▶ **What this task involves**: Extract every record, keeping each one exactly as it is.
### Data section
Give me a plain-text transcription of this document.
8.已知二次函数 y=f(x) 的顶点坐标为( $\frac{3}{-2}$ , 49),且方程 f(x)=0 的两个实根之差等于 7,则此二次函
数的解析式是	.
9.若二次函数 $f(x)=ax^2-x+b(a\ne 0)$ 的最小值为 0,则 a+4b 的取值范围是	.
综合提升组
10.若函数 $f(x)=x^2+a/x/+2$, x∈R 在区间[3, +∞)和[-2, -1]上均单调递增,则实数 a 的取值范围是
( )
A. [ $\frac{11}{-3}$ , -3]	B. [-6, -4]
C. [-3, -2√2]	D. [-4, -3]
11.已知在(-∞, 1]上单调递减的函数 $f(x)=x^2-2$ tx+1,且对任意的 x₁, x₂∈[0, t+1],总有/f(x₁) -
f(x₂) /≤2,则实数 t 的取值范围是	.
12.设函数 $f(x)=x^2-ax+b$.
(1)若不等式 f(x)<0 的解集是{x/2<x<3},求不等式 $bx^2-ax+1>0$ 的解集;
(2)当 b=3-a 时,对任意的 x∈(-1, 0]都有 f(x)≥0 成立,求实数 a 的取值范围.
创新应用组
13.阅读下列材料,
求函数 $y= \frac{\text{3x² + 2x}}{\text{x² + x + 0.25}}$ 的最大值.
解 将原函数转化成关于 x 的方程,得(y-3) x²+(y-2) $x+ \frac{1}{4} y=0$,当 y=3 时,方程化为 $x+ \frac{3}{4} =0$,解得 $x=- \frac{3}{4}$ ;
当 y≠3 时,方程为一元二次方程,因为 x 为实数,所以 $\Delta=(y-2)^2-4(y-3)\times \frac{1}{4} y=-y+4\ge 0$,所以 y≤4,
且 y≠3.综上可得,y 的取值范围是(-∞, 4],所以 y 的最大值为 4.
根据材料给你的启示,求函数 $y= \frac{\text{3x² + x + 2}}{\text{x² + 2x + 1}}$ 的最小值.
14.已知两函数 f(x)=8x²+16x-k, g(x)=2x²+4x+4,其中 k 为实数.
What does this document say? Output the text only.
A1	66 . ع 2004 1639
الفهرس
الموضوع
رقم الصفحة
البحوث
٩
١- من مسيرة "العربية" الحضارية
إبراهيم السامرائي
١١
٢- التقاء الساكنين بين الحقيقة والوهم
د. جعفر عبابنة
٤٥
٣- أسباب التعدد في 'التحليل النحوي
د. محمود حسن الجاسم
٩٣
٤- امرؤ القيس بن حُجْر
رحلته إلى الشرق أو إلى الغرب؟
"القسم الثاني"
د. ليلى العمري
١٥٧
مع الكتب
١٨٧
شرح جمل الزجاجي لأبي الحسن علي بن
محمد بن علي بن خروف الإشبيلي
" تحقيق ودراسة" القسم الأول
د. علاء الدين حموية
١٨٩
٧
######
▶ **Correct output**:
Give me a plain-text transcription of this document.
8.已知二次函数 y=f(x) 的顶点坐标为( $\frac{3}{-2}$ , 49),且方程 f(x)=0 的两个实根之差等于 7,则此二次函
数的解析式是	.
9.若二次函数 $f(x)=ax^2-x+b(a\ne 0)$ 的最小值为 0,则 a+4b 的取值范围是	.
综合提升组
10.若函数 $f(x)=x^2+a/x/+2$, x∈R 在区间[3, +∞)和[-2, -1]上均单调递增,则实数 a 的取值范围是
( )
A. [ $\frac{11}{-3}$ , -3]	B. [-6, -4]
C. [-3, -2√2]	D. [-4, -3]
11.已知在(-∞, 1]上单调递减的函数 $f(x)=x^2-2$ tx+1,且对任意的 x₁, x₂∈[0, t+1],总有/f(x₁) -
f(x₂) /≤2,则实数 t 的取值范围是	.
12.设函数 $f(x)=x^2-ax+b$.
(1)若不等式 f(x)<0 的解集是{x/2<x<3},求不等式 $bx^2-ax+1>0$ 的解集;
(2)当 b=3-a 时,对任意的 x∈(-1, 0]都有 f(x)≥0 成立,求实数 a 的取值范围.
创新应用组
13.阅读下列材料,
求函数 $y= \frac{\text{3x² + 2x}}{\text{x² + x + 0.25}}$ 的最大值.
解 将原函数转化成关于 x 的方程,得(y-3) x²+(y-2) $x+ \frac{1}{4} y=0$,当 y=3 时,方程化为 $x+ \frac{3}{4} =0$,解得 $x=- \frac{3}{4}$ ;
当 y≠3 时,方程为一元二次方程,因为 x 为实数,所以 $\Delta=(y-2)^2-4(y-3)\times \frac{1}{4} y=-y+4\ge 0$,所以 y≤4,
且 y≠3.综上可得,y 的取值范围是(-∞, 4],所以 y 的最大值为 4.
根据材料给你的启示,求函数 $y= \frac{\text{3x² + x + 2}}{\text{x² + 2x + 1}}$ 的最小值.
14.已知两函数 f(x)=8x²+16x-k, g(x)=2x²+4x+4,其中 k 为实数.
What does this document say? Output the text only.
A1	66 . ع 2004 1639
الفهرس
الموضوع
رقم الصفحة
البحوث
٩
١- من مسيرة "العربية" الحضارية
إبراهيم السامرائي
١١
٢- التقاء الساكنين بين الحقيقة والوهم
د. جعفر عبابنة
٤٥
٣- أسباب التعدد في 'التحليل النحوي
د. محمود حسن الجاسم
٩٣
٤- امرؤ القيس بن حُجْر
رحلته إلى الشرق أو إلى الغرب؟
"القسم الثاني"
د. ليلى العمري
١٥٧
مع الكتب
١٨٧
شرح جمل الزجاجي لأبي الحسن علي بن
محمد بن علي بن خروف الإشبيلي
" تحقيق ودراسة" القسم الأول
د. علاء الدين حموية
١٨٩
٧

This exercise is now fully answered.